Reproduce the saved entries below word for word.

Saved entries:
•••••
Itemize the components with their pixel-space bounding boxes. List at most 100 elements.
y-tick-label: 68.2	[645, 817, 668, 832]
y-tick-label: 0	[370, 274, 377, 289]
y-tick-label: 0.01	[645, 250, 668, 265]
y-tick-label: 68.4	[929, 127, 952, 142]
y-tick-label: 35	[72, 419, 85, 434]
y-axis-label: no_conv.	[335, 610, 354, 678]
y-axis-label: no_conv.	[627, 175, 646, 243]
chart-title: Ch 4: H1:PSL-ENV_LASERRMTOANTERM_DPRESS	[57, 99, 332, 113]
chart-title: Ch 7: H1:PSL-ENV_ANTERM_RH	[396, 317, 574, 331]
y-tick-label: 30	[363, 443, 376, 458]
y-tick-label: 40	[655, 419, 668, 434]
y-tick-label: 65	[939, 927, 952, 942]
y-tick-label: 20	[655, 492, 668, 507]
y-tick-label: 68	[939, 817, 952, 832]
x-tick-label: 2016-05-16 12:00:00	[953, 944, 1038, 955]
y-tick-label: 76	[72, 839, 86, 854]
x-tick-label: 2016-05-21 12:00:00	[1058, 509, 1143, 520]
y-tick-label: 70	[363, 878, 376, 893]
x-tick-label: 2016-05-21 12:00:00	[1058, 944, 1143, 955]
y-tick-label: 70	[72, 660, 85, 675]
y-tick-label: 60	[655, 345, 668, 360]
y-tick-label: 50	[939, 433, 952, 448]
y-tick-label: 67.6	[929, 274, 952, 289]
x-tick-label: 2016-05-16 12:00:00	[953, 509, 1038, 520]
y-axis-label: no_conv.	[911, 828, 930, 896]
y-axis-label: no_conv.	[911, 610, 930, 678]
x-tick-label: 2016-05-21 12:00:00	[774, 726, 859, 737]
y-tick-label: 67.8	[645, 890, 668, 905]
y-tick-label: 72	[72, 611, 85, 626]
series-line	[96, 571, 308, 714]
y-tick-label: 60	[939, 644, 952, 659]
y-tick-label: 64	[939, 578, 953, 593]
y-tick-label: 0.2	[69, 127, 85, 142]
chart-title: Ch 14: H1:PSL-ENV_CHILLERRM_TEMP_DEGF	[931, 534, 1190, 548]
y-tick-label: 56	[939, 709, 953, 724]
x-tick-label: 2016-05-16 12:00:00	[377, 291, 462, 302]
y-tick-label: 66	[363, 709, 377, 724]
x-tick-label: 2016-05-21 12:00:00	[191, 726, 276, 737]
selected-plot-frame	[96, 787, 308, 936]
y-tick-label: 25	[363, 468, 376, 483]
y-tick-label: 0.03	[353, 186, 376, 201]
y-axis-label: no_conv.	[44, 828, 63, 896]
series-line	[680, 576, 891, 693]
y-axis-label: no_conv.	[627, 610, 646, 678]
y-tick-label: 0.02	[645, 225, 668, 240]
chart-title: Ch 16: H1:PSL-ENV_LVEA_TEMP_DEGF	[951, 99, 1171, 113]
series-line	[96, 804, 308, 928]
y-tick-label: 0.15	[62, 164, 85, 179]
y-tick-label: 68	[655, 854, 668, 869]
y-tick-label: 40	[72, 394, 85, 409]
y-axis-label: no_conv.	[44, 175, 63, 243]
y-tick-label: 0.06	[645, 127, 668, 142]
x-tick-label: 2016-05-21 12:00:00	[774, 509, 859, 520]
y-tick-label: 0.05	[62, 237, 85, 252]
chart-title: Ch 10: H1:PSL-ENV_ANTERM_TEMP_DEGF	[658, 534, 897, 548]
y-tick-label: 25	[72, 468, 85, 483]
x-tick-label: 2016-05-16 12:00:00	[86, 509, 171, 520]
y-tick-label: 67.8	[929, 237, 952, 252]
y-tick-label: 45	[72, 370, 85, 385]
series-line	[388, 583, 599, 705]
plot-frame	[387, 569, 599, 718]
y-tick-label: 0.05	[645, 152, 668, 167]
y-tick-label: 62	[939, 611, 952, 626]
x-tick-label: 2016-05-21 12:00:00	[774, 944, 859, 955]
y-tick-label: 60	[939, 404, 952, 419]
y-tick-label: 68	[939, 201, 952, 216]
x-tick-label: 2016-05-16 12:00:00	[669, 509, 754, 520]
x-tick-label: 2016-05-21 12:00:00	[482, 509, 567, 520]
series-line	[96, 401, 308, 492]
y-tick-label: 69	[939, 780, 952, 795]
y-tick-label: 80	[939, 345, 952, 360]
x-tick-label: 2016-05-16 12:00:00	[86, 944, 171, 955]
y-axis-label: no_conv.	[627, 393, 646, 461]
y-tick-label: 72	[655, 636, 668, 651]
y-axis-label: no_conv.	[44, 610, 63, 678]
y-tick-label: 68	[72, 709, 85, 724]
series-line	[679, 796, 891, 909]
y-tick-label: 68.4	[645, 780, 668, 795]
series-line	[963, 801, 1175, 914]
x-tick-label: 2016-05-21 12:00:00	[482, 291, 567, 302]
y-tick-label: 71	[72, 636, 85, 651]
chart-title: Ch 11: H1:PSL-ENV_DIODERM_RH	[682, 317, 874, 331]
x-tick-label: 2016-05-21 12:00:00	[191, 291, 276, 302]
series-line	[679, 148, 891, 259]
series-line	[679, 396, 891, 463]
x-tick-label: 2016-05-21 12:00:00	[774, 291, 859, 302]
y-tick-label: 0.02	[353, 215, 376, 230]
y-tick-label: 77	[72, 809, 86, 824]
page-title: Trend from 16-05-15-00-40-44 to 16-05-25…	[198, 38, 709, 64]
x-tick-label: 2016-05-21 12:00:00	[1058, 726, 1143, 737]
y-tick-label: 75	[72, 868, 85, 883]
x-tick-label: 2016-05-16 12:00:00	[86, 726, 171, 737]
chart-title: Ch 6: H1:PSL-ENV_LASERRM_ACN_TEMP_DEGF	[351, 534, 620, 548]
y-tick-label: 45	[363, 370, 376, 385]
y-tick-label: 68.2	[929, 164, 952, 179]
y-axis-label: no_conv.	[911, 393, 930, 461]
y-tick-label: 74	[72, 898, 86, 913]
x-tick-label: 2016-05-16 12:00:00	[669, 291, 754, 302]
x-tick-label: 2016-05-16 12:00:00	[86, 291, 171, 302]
•••••
# FULL SOLUTION:
Itemize the components with their pixel-space bounding boxes. List at most 100 elements.
y-tick-label: 68.2	[645, 817, 668, 832]
y-tick-label: 0	[370, 274, 377, 289]
y-tick-label: 0.01	[645, 250, 668, 265]
y-tick-label: 68.4	[929, 127, 952, 142]
y-tick-label: 35	[72, 419, 85, 434]
y-axis-label: no_conv.	[335, 610, 354, 678]
y-axis-label: no_conv.	[627, 175, 646, 243]
chart-title: Ch 4: H1:PSL-ENV_LASERRMTOANTERM_DPRESS	[57, 99, 332, 113]
chart-title: Ch 7: H1:PSL-ENV_ANTERM_RH	[396, 317, 574, 331]
y-tick-label: 30	[363, 443, 376, 458]
y-tick-label: 40	[655, 419, 668, 434]
y-tick-label: 65	[939, 927, 952, 942]
y-tick-label: 20	[655, 492, 668, 507]
y-tick-label: 68	[939, 817, 952, 832]
x-tick-label: 2016-05-16 12:00:00	[953, 944, 1038, 955]
y-tick-label: 76	[72, 839, 86, 854]
x-tick-label: 2016-05-21 12:00:00	[1058, 509, 1143, 520]
y-tick-label: 70	[363, 878, 376, 893]
x-tick-label: 2016-05-21 12:00:00	[1058, 944, 1143, 955]
y-tick-label: 70	[72, 660, 85, 675]
y-tick-label: 60	[655, 345, 668, 360]
y-tick-label: 50	[939, 433, 952, 448]
y-tick-label: 67.6	[929, 274, 952, 289]
x-tick-label: 2016-05-16 12:00:00	[953, 509, 1038, 520]
y-axis-label: no_conv.	[911, 828, 930, 896]
y-axis-label: no_conv.	[911, 610, 930, 678]
x-tick-label: 2016-05-21 12:00:00	[774, 726, 859, 737]
y-tick-label: 67.8	[645, 890, 668, 905]
y-tick-label: 72	[72, 611, 85, 626]
series-line	[96, 571, 308, 714]
y-tick-label: 60	[939, 644, 952, 659]
y-tick-label: 64	[939, 578, 953, 593]
y-tick-label: 0.2	[69, 127, 85, 142]
chart-title: Ch 14: H1:PSL-ENV_CHILLERRM_TEMP_DEGF	[931, 534, 1190, 548]
y-tick-label: 56	[939, 709, 953, 724]
x-tick-label: 2016-05-16 12:00:00	[377, 291, 462, 302]
y-tick-label: 66	[363, 709, 377, 724]
x-tick-label: 2016-05-21 12:00:00	[191, 726, 276, 737]
selected-plot-frame	[96, 787, 308, 936]
y-tick-label: 25	[363, 468, 376, 483]
y-tick-label: 0.03	[353, 186, 376, 201]
y-axis-label: no_conv.	[44, 828, 63, 896]
series-line	[680, 576, 891, 693]
y-axis-label: no_conv.	[627, 610, 646, 678]
y-tick-label: 0.02	[645, 225, 668, 240]
chart-title: Ch 16: H1:PSL-ENV_LVEA_TEMP_DEGF	[951, 99, 1171, 113]
series-line	[96, 804, 308, 928]
y-tick-label: 0.15	[62, 164, 85, 179]
y-tick-label: 68	[655, 854, 668, 869]
y-tick-label: 40	[72, 394, 85, 409]
y-axis-label: no_conv.	[44, 175, 63, 243]
y-tick-label: 0.06	[645, 127, 668, 142]
x-tick-label: 2016-05-21 12:00:00	[774, 509, 859, 520]
y-tick-label: 0.05	[62, 237, 85, 252]
chart-title: Ch 10: H1:PSL-ENV_ANTERM_TEMP_DEGF	[658, 534, 897, 548]
y-tick-label: 25	[72, 468, 85, 483]
x-tick-label: 2016-05-16 12:00:00	[86, 509, 171, 520]
y-tick-label: 67.8	[929, 237, 952, 252]
y-tick-label: 45	[72, 370, 85, 385]
series-line	[388, 583, 599, 705]
plot-frame	[387, 569, 599, 718]
y-tick-label: 0.05	[645, 152, 668, 167]
y-tick-label: 62	[939, 611, 952, 626]
x-tick-label: 2016-05-21 12:00:00	[774, 944, 859, 955]
y-tick-label: 60	[939, 404, 952, 419]
y-tick-label: 68	[939, 201, 952, 216]
x-tick-label: 2016-05-16 12:00:00	[669, 509, 754, 520]
x-tick-label: 2016-05-21 12:00:00	[482, 509, 567, 520]
series-line	[96, 401, 308, 492]
y-tick-label: 69	[939, 780, 952, 795]
y-tick-label: 80	[939, 345, 952, 360]
x-tick-label: 2016-05-16 12:00:00	[86, 944, 171, 955]
y-axis-label: no_conv.	[627, 393, 646, 461]
y-tick-label: 72	[655, 636, 668, 651]
y-axis-label: no_conv.	[44, 610, 63, 678]
y-tick-label: 68	[72, 709, 85, 724]
series-line	[679, 796, 891, 909]
y-tick-label: 68.4	[645, 780, 668, 795]
series-line	[963, 801, 1175, 914]
x-tick-label: 2016-05-21 12:00:00	[482, 291, 567, 302]
y-tick-label: 71	[72, 636, 85, 651]
chart-title: Ch 11: H1:PSL-ENV_DIODERM_RH	[682, 317, 874, 331]
x-tick-label: 2016-05-21 12:00:00	[191, 291, 276, 302]
series-line	[679, 148, 891, 259]
series-line	[679, 396, 891, 463]
x-tick-label: 2016-05-21 12:00:00	[774, 291, 859, 302]
y-tick-label: 0.02	[353, 215, 376, 230]
y-tick-label: 77	[72, 809, 86, 824]
page-title: Trend from 16-05-15-00-40-44 to 16-05-25…	[198, 38, 709, 64]
x-tick-label: 2016-05-21 12:00:00	[1058, 726, 1143, 737]
y-tick-label: 75	[72, 868, 85, 883]
x-tick-label: 2016-05-16 12:00:00	[86, 726, 171, 737]
chart-title: Ch 6: H1:PSL-ENV_LASERRM_ACN_TEMP_DEGF	[351, 534, 620, 548]
y-tick-label: 45	[363, 370, 376, 385]
y-tick-label: 68.2	[929, 164, 952, 179]
y-axis-label: no_conv.	[911, 393, 930, 461]
y-tick-label: 74	[72, 898, 86, 913]
x-tick-label: 2016-05-16 12:00:00	[669, 291, 754, 302]
x-tick-label: 2016-05-16 12:00:00	[86, 291, 171, 302]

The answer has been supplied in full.